DESCRIPTION OF THE TASK:
Read the records and gather each line that includes "JSON".

· · ·

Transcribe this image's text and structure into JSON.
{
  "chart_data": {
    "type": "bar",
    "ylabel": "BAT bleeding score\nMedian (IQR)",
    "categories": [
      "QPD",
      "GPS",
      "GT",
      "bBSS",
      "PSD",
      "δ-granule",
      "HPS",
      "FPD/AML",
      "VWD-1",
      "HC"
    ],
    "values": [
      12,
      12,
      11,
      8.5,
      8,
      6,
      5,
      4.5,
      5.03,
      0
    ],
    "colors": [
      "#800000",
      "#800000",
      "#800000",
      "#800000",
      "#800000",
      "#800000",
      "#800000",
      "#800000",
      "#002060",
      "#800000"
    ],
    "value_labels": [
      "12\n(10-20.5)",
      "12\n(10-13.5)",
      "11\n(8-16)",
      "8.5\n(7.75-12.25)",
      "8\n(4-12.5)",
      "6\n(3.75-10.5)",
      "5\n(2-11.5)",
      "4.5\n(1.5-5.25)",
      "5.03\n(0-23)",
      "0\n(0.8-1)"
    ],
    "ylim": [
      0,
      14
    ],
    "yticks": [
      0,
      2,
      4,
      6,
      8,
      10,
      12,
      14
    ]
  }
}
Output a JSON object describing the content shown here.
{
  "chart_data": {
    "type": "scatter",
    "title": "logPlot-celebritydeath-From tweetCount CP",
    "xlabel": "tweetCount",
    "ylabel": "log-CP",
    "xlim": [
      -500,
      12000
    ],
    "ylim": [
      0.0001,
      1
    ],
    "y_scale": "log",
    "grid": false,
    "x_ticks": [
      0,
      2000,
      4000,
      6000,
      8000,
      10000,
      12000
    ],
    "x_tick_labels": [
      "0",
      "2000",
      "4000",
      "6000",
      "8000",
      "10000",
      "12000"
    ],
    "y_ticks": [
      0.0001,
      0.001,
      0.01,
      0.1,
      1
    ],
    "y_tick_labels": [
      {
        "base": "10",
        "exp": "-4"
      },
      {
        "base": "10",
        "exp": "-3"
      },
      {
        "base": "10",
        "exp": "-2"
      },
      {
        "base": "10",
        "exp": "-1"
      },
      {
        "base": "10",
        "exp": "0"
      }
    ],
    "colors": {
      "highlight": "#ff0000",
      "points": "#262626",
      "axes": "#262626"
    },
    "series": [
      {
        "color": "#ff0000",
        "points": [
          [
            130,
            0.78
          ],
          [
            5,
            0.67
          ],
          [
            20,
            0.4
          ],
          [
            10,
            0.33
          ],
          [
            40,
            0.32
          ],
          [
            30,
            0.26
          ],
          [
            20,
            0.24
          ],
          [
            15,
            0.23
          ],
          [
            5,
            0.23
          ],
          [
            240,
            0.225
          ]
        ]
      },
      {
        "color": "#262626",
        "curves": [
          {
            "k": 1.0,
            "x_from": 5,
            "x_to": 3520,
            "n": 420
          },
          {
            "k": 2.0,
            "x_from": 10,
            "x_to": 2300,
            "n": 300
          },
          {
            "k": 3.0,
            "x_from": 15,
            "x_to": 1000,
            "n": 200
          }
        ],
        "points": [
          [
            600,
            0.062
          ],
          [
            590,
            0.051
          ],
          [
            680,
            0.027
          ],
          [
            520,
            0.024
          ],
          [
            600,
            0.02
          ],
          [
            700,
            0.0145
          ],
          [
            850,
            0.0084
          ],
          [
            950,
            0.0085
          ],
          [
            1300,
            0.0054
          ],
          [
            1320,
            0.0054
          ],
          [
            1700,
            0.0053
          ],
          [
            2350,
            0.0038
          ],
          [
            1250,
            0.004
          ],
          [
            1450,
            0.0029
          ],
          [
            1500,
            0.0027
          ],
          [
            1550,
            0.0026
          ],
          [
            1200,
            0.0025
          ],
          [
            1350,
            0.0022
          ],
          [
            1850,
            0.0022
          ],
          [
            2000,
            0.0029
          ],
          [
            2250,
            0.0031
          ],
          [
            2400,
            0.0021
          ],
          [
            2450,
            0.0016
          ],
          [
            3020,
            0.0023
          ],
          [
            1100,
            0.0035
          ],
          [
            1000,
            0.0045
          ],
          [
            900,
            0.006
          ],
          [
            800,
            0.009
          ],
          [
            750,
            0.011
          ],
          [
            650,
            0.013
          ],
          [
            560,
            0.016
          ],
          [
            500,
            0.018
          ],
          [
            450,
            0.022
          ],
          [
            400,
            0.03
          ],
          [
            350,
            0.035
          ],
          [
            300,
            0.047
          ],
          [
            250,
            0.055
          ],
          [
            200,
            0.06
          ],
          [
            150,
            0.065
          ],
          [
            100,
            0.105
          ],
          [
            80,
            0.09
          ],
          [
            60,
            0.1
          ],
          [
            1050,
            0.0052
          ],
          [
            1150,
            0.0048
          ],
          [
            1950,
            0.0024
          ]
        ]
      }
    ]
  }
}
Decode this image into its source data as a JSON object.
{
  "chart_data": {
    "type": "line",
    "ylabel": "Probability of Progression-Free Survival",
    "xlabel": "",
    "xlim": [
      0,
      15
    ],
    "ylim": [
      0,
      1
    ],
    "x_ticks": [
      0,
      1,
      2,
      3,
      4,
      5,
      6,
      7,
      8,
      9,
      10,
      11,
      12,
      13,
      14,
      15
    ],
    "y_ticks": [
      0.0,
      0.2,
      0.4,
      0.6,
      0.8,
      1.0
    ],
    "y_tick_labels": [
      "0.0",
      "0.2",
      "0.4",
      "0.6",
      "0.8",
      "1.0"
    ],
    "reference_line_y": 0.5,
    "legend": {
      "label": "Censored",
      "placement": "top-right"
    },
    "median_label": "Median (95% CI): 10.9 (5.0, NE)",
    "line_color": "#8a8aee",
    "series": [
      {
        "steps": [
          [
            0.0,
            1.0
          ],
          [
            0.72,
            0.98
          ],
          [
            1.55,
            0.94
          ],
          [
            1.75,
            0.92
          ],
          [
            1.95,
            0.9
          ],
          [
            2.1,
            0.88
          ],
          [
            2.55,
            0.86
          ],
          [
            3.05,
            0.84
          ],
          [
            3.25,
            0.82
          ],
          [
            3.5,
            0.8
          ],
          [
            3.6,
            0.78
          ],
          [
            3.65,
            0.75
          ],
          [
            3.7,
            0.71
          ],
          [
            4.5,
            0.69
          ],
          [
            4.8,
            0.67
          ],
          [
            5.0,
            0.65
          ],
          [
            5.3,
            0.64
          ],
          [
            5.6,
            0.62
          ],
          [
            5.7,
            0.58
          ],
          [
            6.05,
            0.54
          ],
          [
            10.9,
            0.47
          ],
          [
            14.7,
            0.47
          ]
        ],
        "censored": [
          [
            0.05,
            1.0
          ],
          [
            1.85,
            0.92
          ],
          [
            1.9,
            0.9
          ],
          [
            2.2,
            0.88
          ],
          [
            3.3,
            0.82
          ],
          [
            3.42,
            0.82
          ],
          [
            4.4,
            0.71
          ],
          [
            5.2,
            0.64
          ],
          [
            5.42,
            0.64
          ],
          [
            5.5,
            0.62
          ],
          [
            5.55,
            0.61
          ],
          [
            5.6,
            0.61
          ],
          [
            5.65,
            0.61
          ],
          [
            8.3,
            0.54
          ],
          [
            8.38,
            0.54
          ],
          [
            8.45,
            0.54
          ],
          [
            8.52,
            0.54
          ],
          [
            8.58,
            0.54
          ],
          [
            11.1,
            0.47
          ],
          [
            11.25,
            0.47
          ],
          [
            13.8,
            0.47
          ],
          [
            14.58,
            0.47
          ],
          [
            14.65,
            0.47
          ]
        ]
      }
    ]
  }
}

· · ·

TASK RESPONSE:
Transcribe this image's text and structure into JSON.
Output a JSON object describing the content shown here.
Decode this image into its source data as a JSON object.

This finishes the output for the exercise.